| INFORMATION SHOWN |
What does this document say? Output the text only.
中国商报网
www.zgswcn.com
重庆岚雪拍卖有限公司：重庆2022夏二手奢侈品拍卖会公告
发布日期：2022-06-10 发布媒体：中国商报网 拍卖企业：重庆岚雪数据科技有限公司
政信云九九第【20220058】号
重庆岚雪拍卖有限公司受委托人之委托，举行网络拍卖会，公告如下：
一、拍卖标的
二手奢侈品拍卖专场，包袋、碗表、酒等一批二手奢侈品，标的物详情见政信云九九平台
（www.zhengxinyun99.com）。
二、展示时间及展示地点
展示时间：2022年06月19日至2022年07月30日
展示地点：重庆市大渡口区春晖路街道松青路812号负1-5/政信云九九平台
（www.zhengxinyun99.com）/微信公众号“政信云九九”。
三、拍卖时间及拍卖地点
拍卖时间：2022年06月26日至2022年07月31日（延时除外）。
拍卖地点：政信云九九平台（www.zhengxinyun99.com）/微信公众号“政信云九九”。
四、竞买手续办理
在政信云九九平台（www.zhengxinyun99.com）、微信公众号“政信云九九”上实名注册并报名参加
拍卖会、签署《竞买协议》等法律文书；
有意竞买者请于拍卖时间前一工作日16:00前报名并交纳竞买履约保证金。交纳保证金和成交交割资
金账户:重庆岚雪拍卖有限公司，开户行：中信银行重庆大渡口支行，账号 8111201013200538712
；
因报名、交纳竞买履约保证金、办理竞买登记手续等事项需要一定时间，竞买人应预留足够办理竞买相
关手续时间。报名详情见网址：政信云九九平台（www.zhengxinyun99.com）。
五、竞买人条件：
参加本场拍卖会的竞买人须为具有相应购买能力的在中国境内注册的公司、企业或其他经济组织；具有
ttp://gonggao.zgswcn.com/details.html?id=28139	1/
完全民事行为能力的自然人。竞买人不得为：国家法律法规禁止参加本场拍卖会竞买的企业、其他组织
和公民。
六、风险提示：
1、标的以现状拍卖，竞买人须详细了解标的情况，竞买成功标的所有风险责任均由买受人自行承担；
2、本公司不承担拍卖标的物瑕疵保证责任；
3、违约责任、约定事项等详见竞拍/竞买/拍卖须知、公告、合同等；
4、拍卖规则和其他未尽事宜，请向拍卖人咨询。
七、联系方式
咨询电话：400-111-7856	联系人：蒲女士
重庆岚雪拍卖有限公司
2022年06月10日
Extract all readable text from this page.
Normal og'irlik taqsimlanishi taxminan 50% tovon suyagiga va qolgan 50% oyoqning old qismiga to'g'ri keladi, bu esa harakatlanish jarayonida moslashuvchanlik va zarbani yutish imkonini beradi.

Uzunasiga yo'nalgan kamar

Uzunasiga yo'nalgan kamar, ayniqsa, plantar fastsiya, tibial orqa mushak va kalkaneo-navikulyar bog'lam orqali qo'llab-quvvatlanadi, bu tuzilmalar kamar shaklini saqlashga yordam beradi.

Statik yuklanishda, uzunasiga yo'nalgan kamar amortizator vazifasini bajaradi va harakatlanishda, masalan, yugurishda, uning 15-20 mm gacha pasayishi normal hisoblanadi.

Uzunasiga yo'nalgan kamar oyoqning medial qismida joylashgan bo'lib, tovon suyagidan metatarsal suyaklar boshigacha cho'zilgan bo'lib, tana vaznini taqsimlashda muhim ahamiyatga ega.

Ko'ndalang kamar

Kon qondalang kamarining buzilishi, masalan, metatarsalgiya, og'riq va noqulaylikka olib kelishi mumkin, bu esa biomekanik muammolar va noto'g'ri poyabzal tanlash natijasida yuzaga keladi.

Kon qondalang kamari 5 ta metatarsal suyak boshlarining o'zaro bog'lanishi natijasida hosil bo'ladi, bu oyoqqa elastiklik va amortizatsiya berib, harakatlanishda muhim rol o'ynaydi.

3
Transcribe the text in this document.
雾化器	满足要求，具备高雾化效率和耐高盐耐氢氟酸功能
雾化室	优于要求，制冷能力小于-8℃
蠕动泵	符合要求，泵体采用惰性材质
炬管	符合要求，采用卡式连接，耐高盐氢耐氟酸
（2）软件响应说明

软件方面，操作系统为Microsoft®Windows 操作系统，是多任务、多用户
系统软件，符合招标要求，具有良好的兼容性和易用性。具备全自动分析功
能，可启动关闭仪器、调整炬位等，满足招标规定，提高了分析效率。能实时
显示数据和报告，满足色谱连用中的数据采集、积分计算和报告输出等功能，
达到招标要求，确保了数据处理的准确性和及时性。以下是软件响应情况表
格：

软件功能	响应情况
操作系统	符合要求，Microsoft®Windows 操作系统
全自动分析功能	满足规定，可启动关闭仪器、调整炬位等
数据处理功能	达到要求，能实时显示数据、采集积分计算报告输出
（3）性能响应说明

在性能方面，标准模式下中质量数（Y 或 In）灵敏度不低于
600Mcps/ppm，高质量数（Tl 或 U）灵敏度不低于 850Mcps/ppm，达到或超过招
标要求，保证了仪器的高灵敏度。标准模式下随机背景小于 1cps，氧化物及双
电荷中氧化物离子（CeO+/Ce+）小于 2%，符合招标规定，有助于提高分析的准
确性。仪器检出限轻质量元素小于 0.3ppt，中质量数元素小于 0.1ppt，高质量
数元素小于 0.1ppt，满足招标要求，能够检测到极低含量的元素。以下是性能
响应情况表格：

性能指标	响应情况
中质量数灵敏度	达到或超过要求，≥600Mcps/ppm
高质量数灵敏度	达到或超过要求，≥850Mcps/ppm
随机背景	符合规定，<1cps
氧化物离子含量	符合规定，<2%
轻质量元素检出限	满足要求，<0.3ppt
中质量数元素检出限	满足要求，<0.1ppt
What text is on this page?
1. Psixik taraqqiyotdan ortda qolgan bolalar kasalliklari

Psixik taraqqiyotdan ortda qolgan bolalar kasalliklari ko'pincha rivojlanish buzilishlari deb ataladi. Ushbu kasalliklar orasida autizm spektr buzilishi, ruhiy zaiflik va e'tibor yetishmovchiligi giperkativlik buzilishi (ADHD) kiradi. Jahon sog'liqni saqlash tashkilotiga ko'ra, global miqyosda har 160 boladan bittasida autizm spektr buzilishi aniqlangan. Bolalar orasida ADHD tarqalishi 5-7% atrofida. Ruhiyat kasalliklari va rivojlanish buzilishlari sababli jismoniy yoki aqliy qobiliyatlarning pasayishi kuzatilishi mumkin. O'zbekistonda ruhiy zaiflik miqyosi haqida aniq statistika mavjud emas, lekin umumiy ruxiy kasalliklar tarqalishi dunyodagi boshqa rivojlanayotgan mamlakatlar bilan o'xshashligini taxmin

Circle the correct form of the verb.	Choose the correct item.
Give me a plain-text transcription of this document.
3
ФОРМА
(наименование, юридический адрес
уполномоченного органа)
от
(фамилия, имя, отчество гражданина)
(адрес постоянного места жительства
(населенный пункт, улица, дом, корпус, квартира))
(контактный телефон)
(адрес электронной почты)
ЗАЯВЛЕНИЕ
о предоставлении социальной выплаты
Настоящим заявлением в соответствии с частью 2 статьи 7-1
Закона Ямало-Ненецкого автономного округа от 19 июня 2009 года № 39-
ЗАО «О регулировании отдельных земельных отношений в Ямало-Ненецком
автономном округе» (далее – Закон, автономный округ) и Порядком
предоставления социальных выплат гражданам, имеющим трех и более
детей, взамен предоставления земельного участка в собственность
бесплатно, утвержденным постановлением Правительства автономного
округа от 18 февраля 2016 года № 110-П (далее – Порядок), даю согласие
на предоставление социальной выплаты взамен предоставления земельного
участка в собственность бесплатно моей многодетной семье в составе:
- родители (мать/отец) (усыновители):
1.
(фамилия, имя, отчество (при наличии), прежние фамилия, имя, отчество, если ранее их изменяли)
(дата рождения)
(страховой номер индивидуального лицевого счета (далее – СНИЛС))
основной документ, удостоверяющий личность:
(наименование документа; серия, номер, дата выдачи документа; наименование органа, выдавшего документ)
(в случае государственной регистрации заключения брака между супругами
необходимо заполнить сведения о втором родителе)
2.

| SHORT PROBLEM |
In the entries above, find every line holding the word "可启动关闭仪器" and copy it out.

| TASK ANSWER |
能，可启动关闭仪器、调整炬位等，满足招标规定，提高了分析效率。能实时
全自动分析功能	满足规定，可启动关闭仪器、调整炬位等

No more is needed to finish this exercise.